- WHAT YOU ARE ASKED TO DO:
Review the material and extract every line in which the word "title" occurs.

- THE RECORDS:
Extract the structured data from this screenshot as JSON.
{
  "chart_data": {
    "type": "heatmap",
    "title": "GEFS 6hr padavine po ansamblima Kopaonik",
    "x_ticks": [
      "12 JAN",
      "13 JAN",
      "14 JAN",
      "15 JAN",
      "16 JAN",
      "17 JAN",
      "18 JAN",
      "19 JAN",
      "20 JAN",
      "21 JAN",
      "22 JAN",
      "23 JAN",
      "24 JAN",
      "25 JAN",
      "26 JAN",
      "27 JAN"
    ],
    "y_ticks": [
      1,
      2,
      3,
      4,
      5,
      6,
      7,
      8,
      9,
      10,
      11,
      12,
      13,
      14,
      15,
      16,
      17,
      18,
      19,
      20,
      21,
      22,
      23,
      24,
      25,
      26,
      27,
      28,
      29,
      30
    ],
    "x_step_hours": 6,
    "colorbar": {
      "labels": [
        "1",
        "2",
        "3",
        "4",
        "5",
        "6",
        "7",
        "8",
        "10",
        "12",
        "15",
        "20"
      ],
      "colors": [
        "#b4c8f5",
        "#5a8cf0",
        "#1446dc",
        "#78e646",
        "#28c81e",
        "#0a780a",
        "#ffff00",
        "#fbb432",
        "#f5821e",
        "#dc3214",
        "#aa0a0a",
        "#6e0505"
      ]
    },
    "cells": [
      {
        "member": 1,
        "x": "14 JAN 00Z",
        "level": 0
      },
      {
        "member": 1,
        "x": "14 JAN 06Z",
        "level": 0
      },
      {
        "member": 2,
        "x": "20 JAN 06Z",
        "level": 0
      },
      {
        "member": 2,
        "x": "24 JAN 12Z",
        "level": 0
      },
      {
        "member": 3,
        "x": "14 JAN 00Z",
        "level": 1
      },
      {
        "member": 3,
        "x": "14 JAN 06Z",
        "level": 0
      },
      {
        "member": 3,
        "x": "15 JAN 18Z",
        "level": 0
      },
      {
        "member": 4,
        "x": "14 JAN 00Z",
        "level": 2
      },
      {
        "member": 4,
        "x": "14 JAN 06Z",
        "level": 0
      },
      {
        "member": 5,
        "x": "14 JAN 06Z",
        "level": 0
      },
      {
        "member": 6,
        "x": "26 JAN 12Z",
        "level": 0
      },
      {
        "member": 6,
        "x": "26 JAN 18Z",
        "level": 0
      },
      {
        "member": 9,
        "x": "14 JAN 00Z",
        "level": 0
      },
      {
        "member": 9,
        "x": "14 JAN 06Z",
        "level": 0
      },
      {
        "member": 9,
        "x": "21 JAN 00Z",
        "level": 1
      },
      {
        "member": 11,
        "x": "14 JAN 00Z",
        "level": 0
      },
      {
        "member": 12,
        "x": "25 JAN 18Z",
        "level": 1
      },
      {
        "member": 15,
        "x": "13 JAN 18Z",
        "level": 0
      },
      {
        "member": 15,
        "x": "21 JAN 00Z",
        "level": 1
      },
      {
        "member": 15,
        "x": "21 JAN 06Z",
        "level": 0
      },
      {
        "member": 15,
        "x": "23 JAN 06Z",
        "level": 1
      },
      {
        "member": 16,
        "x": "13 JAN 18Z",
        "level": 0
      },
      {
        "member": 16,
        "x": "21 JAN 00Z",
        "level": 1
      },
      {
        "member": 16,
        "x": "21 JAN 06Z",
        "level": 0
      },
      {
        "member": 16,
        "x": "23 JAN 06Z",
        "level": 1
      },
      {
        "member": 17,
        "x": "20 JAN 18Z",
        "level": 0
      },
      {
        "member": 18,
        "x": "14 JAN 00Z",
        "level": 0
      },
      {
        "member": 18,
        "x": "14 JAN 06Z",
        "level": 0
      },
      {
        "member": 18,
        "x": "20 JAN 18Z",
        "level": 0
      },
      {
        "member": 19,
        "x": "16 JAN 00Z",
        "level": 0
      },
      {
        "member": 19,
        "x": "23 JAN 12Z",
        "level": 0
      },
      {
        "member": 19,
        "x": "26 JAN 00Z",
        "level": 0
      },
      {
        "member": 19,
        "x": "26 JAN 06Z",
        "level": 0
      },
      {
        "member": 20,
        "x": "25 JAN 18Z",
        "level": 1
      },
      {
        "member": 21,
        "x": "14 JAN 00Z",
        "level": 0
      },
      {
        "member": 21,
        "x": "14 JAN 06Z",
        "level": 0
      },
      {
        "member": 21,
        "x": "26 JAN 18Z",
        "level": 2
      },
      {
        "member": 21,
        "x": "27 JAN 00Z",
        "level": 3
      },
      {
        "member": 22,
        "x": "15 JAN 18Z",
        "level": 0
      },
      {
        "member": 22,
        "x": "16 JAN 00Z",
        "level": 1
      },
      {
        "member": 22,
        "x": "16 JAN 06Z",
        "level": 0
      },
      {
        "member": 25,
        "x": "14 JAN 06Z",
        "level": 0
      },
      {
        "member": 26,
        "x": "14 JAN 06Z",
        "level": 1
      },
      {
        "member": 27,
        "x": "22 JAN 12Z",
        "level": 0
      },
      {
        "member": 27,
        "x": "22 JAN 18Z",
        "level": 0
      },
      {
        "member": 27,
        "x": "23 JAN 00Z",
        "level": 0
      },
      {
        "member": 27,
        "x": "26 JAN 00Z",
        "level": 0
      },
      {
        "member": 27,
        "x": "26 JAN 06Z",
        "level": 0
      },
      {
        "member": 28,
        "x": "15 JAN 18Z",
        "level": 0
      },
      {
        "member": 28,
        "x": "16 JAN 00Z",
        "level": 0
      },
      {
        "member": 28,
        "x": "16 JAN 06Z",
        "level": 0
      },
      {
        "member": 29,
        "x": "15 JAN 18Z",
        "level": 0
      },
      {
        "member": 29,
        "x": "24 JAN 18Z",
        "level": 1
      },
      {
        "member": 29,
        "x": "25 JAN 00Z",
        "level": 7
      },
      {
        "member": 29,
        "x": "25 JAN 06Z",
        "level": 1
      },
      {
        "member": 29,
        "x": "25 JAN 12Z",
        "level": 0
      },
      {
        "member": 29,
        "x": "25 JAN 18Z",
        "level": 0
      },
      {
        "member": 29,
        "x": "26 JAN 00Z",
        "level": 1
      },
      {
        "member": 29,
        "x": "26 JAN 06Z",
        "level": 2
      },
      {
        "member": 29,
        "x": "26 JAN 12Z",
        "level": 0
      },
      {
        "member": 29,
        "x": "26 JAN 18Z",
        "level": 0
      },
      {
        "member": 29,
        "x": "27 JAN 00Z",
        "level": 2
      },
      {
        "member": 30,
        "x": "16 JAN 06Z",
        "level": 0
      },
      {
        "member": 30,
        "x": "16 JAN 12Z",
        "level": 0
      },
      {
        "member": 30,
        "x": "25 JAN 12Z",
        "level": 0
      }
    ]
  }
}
==
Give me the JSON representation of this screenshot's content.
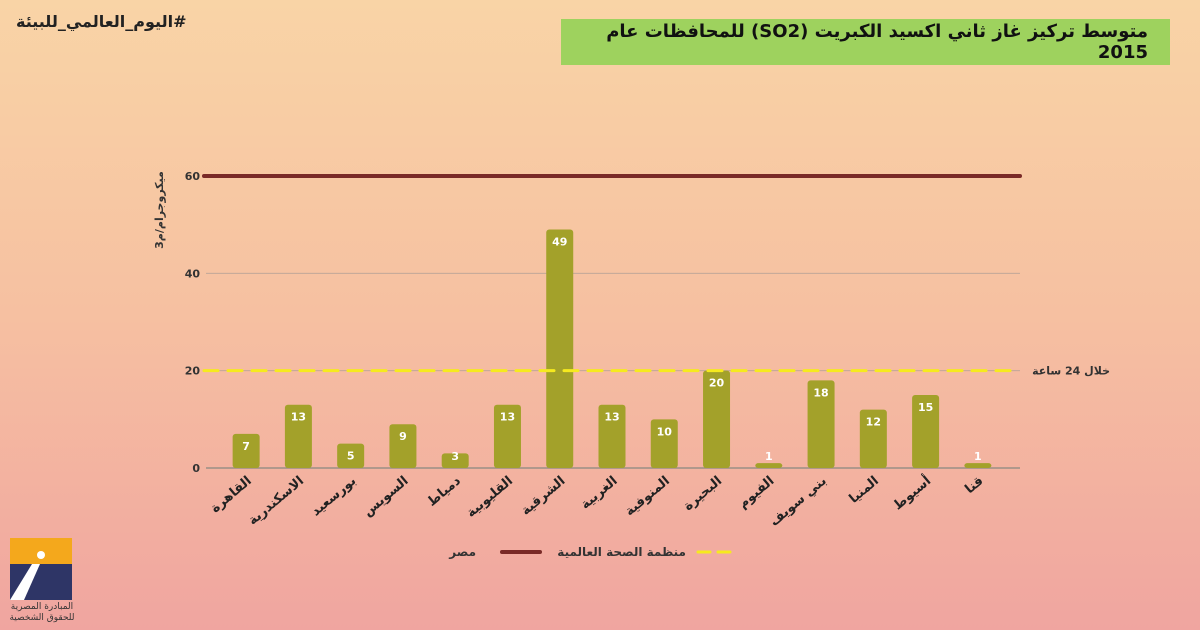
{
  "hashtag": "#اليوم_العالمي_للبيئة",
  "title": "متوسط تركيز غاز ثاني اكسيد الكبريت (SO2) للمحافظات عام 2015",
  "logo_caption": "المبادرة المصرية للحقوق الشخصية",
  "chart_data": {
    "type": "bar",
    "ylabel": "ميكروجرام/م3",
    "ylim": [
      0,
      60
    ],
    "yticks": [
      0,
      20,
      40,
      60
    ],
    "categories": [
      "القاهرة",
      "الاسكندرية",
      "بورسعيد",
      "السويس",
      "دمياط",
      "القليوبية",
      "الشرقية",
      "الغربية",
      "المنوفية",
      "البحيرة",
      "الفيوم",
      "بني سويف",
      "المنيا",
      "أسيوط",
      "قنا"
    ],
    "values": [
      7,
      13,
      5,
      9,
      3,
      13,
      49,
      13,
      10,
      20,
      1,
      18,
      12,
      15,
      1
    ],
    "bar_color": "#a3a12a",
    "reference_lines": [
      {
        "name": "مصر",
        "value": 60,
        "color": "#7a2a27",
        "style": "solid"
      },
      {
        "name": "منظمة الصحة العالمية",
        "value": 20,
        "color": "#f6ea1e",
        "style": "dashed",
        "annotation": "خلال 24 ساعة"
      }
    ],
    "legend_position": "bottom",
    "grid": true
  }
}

- EXPECTED ANSWER:
    "title": "GEFS 6hr padavine po ansamblima Kopaonik",
  "title": "متوسط تركيز غاز ثاني اكسيد الكبريت (SO2) للمحافظات عام 2015",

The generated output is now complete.